Problem requirements: Extract from the listing each line in which the word "xlabel" appears.

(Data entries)
----
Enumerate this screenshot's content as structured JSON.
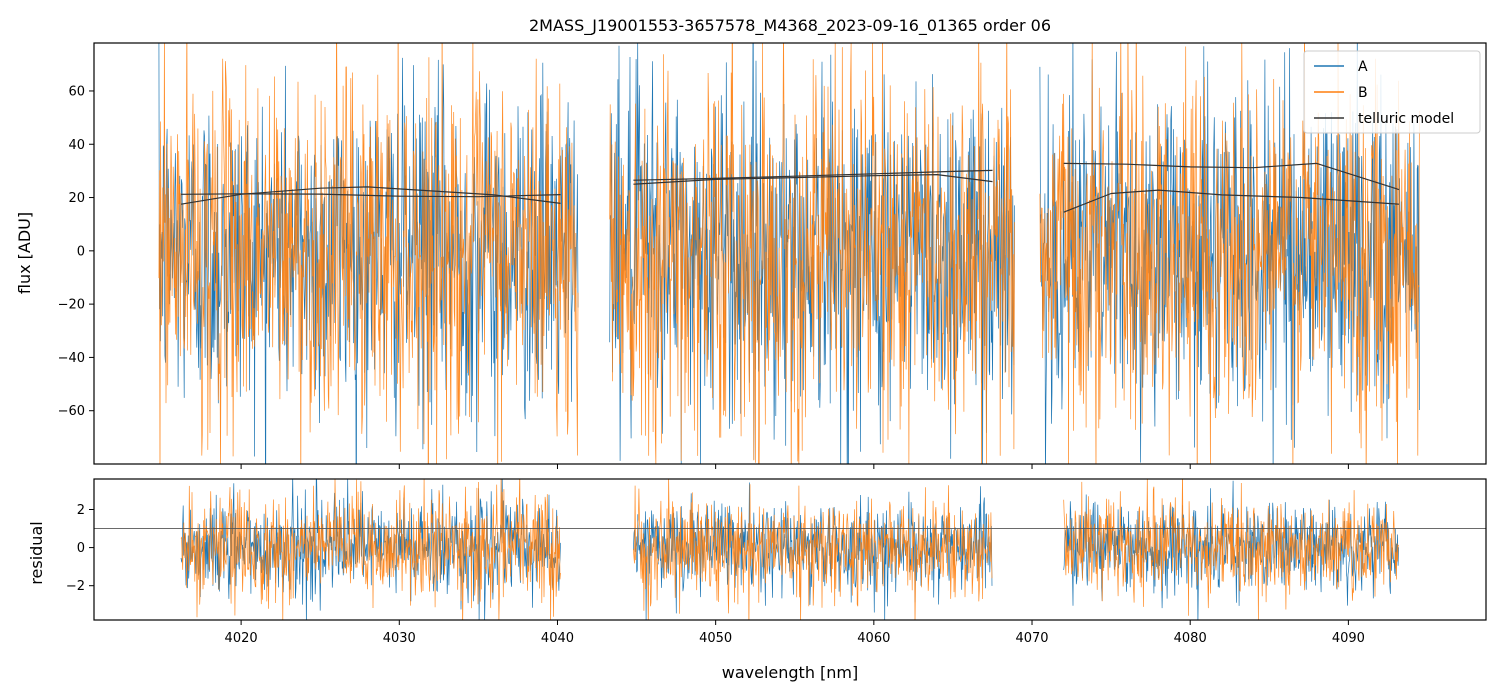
{
  "chart_data": [
    {
      "panel": "main",
      "type": "line",
      "title": "2MASS_J19001553-3657578_M4368_2023-09-16_01365  order 06",
      "xlabel": "",
      "ylabel": "flux [ADU]",
      "xlim": [
        4010.7,
        4098.7
      ],
      "ylim": [
        -80,
        78
      ],
      "yticks": [
        -60,
        -40,
        -20,
        0,
        20,
        40,
        60
      ],
      "xticks": [
        4020,
        4030,
        4040,
        4050,
        4060,
        4070,
        4080,
        4090
      ],
      "legend": {
        "placement": "top-right",
        "entries": [
          "A",
          "B",
          "telluric model"
        ]
      },
      "colors": {
        "A": "#1f77b4",
        "B": "#ff7f0e",
        "telluric model": "#000000"
      },
      "segments": [
        {
          "x_start": 4014.8,
          "x_end": 4041.3,
          "A": {
            "center": 0,
            "spread": 30
          },
          "B": {
            "center": 0,
            "spread": 33
          }
        },
        {
          "x_start": 4043.3,
          "x_end": 4068.9,
          "A": {
            "center": 0,
            "spread": 32
          },
          "B": {
            "center": 0,
            "spread": 34
          }
        },
        {
          "x_start": 4070.5,
          "x_end": 4094.5,
          "A": {
            "center": 0,
            "spread": 30
          },
          "B": {
            "center": 0,
            "spread": 33
          }
        }
      ],
      "series": [
        {
          "name": "telluric model",
          "curves": [
            {
              "x": [
                4016.2,
                4020,
                4025,
                4030,
                4035,
                4040.2
              ],
              "y": [
                21.2,
                21.4,
                21.3,
                20.5,
                20.3,
                21.1
              ]
            },
            {
              "x": [
                4016.2,
                4020,
                4025,
                4028,
                4032,
                4036,
                4040.2
              ],
              "y": [
                17.5,
                21.2,
                23.5,
                24.0,
                22.5,
                21.0,
                17.8
              ]
            },
            {
              "x": [
                4044.8,
                4050,
                4055,
                4060,
                4065,
                4067.5
              ],
              "y": [
                26.5,
                27.2,
                28.0,
                28.9,
                29.8,
                30.2
              ]
            },
            {
              "x": [
                4044.8,
                4050,
                4055,
                4060,
                4064,
                4067.5
              ],
              "y": [
                25.0,
                26.8,
                27.5,
                28.2,
                28.6,
                26.0
              ]
            },
            {
              "x": [
                4072.0,
                4076,
                4080,
                4084,
                4088,
                4093.2
              ],
              "y": [
                32.8,
                32.5,
                31.5,
                31.2,
                32.8,
                23.0
              ]
            },
            {
              "x": [
                4072.0,
                4075,
                4078,
                4082,
                4087,
                4093.2
              ],
              "y": [
                14.5,
                21.5,
                22.8,
                21.0,
                20.0,
                17.5
              ]
            }
          ]
        }
      ]
    },
    {
      "panel": "residual",
      "type": "line",
      "xlabel": "wavelength [nm]",
      "ylabel": "residual",
      "xlim": [
        4010.7,
        4098.7
      ],
      "ylim": [
        -3.8,
        3.6
      ],
      "yticks": [
        -2,
        0,
        2
      ],
      "xticks": [
        4020,
        4030,
        4040,
        4050,
        4060,
        4070,
        4080,
        4090
      ],
      "reference_line": 1,
      "segments": [
        {
          "x_start": 4016.2,
          "x_end": 4040.2,
          "A": {
            "center": 0,
            "spread": 1.3
          },
          "B": {
            "center": 0,
            "spread": 1.45
          }
        },
        {
          "x_start": 4044.8,
          "x_end": 4067.5,
          "A": {
            "center": 0,
            "spread": 1.15
          },
          "B": {
            "center": 0,
            "spread": 1.25
          }
        },
        {
          "x_start": 4072.0,
          "x_end": 4093.2,
          "A": {
            "center": 0,
            "spread": 1.15
          },
          "B": {
            "center": 0,
            "spread": 1.25
          }
        }
      ]
    }
  ]
}
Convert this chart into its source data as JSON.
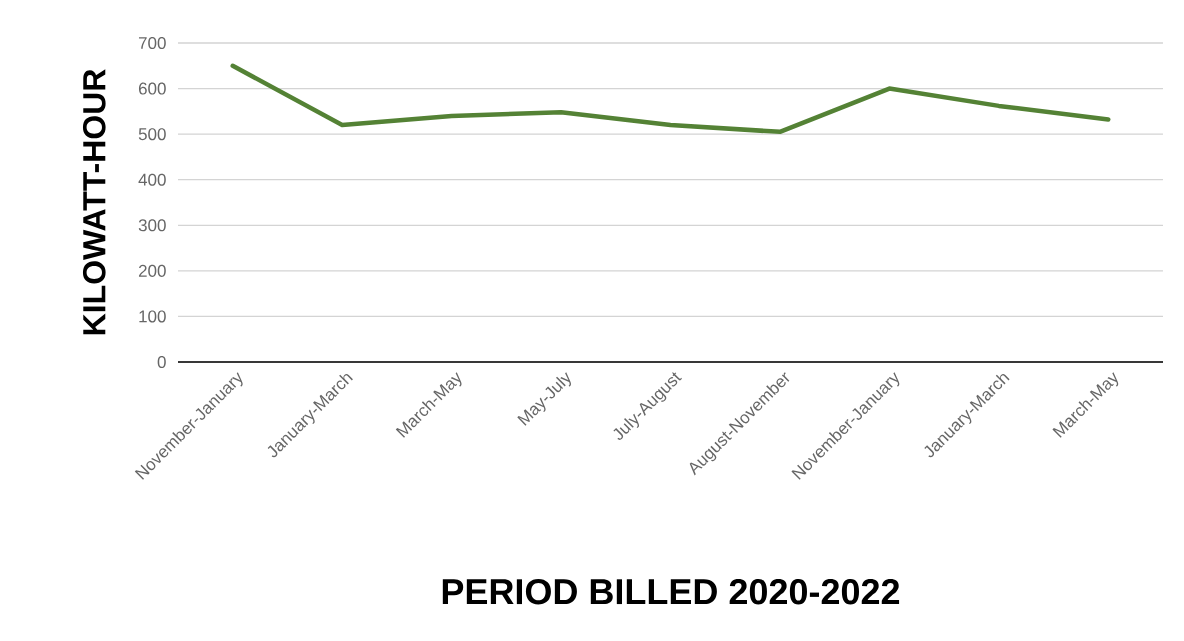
{
  "chart_data": {
    "type": "line",
    "xlabel": "PERIOD BILLED 2020-2022",
    "ylabel": "KILOWATT-HOUR",
    "categories": [
      "November-January",
      "January-March",
      "March-May",
      "May-July",
      "July-August",
      "August-November",
      "November-January",
      "January-March",
      "March-May"
    ],
    "series": [
      {
        "color": "#548235",
        "values": [
          650,
          520,
          540,
          548,
          520,
          505,
          600,
          562,
          532
        ]
      }
    ],
    "ylim": [
      0,
      700
    ],
    "yticks": [
      0,
      100,
      200,
      300,
      400,
      500,
      600,
      700
    ],
    "grid": "y",
    "marker": "none",
    "line_style": "solid"
  }
}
----
Output:
      "xlabel": "",
      "xlabel": "wavelength [nm]",
    "xlabel": "PERIOD BILLED 2020-2022",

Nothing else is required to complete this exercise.